+++ TRECHO SELECIONADO +++

É com muito prazer que escrevo aqui sobre a estreia do novo espetáculo da Cia Teatral Controvérsias, fundada em janeiro de 1997 e que desenvolve um trabalho sério e importante no município de Pindamonhangaba e região.
O Fegão Folhart esteve na estreia e traz aqui dois pontos importantes para reflexão num trabalho feito com tanto cuidado e desenvolvido durante um longo tempo pelo grupo, que dessa vez se desafia e entra em um universo bem diferente do que estava habituada em cena.

Primeiro ponto é a escolha do texto de Albert Camus “Estado de Sítio”, peça teatral que teve sua estreia em 1948, é uma das obras mais importantes do jornalista e dramaturgo francês. O grupo então se apropria do texto e inicia um trabalho fundamental para nós artistas, que é o de responder o porquê dessa escolha. Ali na montagem não vemos apenas a Guerra Civil Espanhola pensada pelo dramaturgo, mas também vemos o caos que hoje vivemos no Brasil. É bárbaro e triste ao mesmo tempo, ver um texto tão atual. Acredito que aí o grupo ainda irá encontrar outros pontos contundentes para explorar enquanto reflexão espetáculo/realidade e assim cada vez mais discutir a situação em que nos encontramos hoje. Quanto mais pontos encontrar, mais o texto conversará com o público. A estrutura de Camus dá muita margem para isso e o trabalho já nos oferece várias reflexões e o que é pior, identificações. Na minha forma de pensar, ele ainda não me coloca dentro do espetáculo, ainda não me vejo ali, ainda contemplo o produto, porém já sinto a necessidade de me sentir dentro e refletir ali junto. Acredito na potencia da montagem enquanto provocação, mas por enquanto ela me é contemplativa. Não me senti provocado, apenas vi a provocação.

+++

→ TAREFA PROPOSTA A
Você pode reproduzir a parte da resenha sobre o espetáculo que vai de "É com muito" até "habituada em cena.", inclusive?
→ TAREFA PROPOSTA B
Como ficam os registros, do início até a linha que contém "toc-title-line: TEMPORAL-SPATIAL CHARACTERISTICS", inclusive, se você trocar "DELIVERY ROUTES" por "DISTRIBUTION ROUTES" e mantiver todo o resto igual? Apresente somente essas linhas.

+++ REGISTROS EXTRAÍDOS +++

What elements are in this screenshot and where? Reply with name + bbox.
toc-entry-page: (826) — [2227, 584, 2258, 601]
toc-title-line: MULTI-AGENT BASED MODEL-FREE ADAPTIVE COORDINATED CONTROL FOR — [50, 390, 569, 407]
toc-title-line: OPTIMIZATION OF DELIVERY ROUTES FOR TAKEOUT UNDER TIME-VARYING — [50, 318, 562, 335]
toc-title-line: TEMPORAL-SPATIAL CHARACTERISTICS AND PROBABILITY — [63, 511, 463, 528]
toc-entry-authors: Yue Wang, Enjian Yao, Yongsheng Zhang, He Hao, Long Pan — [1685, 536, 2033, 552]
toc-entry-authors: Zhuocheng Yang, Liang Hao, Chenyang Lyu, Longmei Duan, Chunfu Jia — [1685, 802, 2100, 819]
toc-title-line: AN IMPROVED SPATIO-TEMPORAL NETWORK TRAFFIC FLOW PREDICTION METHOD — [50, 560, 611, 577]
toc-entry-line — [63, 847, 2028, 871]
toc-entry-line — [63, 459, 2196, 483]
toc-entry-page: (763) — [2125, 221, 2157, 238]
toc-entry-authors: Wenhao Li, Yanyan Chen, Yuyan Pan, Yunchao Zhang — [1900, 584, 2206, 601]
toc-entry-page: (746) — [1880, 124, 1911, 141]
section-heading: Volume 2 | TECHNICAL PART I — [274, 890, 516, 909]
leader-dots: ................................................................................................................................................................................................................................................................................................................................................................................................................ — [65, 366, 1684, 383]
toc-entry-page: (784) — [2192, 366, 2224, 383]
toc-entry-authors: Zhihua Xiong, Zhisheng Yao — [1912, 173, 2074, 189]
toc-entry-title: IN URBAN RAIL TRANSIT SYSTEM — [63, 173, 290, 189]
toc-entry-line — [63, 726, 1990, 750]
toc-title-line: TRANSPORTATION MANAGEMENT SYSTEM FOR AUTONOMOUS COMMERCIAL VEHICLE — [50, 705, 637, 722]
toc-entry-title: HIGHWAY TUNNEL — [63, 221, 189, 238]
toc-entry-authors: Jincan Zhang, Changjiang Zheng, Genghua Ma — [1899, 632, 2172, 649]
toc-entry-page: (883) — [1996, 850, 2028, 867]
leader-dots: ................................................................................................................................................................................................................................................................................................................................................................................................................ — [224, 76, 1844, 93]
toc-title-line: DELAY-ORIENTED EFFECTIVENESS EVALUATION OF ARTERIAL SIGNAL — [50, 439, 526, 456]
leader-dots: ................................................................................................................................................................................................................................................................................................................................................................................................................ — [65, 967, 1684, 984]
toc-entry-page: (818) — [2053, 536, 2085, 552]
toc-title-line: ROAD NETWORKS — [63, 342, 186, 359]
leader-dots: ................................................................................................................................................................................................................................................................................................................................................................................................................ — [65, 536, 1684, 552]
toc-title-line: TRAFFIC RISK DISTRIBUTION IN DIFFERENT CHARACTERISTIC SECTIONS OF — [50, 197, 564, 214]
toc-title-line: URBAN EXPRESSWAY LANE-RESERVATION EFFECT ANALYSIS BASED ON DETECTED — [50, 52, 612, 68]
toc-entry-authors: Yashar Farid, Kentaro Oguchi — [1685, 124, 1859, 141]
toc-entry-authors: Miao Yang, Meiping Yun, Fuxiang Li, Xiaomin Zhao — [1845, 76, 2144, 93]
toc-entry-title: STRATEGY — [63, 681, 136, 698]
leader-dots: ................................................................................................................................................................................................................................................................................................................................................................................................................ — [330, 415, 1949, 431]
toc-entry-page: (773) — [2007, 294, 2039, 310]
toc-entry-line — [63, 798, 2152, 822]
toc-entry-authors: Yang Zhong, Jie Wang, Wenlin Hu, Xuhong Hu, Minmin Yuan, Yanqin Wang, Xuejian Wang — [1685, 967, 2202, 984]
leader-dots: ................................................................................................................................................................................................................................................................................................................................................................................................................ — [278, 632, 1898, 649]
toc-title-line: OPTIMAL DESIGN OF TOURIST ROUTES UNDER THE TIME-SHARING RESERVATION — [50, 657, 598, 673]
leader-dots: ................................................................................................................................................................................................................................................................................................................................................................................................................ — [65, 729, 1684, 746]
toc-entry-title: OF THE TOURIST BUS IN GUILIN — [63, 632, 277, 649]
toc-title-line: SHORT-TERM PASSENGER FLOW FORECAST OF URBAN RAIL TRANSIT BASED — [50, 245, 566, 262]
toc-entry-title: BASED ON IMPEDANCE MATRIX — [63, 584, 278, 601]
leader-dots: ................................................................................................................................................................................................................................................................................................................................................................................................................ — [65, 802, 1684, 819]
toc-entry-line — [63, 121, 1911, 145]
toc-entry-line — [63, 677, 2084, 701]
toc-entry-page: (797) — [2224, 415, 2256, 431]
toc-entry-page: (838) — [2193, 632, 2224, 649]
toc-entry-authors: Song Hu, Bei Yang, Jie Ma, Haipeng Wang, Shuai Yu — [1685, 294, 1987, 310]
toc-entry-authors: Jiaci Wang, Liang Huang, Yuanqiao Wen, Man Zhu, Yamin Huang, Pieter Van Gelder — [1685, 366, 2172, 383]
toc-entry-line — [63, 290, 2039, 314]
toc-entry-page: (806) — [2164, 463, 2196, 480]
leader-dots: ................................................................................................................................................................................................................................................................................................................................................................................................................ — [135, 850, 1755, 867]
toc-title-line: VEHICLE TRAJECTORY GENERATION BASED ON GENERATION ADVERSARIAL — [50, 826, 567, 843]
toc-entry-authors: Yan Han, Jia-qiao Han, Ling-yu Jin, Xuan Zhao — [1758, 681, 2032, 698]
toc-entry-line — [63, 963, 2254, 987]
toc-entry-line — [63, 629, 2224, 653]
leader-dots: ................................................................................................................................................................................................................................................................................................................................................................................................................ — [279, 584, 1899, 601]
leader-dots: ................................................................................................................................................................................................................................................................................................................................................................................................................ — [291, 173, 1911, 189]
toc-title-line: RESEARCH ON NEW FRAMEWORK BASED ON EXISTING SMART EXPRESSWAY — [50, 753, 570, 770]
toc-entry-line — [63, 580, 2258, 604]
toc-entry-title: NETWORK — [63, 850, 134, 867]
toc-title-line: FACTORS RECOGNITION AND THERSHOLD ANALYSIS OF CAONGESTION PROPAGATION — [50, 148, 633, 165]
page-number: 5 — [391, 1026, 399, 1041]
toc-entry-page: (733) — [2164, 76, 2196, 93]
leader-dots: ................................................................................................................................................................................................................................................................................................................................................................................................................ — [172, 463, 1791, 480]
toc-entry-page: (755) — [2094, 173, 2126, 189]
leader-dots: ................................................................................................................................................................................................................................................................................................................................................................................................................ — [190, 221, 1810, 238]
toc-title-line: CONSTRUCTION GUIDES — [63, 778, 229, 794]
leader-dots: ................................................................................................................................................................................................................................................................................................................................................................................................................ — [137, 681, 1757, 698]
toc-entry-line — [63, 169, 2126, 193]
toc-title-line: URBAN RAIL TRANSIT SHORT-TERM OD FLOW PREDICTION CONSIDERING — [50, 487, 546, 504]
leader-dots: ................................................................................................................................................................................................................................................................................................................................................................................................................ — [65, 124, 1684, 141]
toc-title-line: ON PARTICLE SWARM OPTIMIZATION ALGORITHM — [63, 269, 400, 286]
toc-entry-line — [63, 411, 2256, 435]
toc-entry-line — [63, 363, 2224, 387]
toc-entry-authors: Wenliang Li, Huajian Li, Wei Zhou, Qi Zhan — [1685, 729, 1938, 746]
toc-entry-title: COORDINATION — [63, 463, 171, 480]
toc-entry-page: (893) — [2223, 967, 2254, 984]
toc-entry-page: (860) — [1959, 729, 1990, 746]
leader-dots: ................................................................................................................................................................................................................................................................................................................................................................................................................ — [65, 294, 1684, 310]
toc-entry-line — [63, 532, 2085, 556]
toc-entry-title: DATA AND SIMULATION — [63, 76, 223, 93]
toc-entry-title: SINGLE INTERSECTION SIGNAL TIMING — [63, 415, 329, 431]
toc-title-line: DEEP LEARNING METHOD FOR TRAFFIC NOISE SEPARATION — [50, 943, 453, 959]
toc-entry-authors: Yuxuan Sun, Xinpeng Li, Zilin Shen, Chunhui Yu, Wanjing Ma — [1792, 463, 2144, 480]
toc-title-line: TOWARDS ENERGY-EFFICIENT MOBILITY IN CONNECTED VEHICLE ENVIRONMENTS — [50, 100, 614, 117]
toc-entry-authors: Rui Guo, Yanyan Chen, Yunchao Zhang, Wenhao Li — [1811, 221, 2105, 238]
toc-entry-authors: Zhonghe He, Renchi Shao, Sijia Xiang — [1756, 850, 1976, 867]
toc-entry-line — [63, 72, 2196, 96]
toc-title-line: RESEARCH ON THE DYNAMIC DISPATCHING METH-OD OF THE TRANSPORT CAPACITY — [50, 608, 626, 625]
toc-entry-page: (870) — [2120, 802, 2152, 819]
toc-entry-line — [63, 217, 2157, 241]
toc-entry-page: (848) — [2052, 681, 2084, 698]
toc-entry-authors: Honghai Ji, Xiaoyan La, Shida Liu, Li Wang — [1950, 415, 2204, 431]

+++

→ RESPOSTA A
É com muito prazer que escrevo aqui sobre a estreia do novo espetáculo da Cia Teatral Controvérsias, fundada em janeiro de 1997 e que desenvolve um trabalho sério e importante no município de Pindamonhangaba e região.
O Fegão Folhart esteve na estreia e traz aqui dois pontos importantes para reflexão num trabalho feito com tanto cuidado e desenvolvido durante um longo tempo pelo grupo, que dessa vez se desafia e entra em um universo bem diferente do que estava habituada em cena.

→ RESPOSTA B
What elements are in this screenshot and where? Reply with name + bbox.
toc-entry-page: (826) — [2227, 584, 2258, 601]
toc-title-line: MULTI-AGENT BASED MODEL-FREE ADAPTIVE COORDINATED CONTROL FOR — [50, 390, 569, 407]
toc-title-line: OPTIMIZATION OF DISTRIBUTION ROUTES FOR TAKEOUT UNDER TIME-VARYING — [50, 318, 562, 335]
toc-title-line: TEMPORAL-SPATIAL CHARACTERISTICS AND PROBABILITY — [63, 511, 463, 528]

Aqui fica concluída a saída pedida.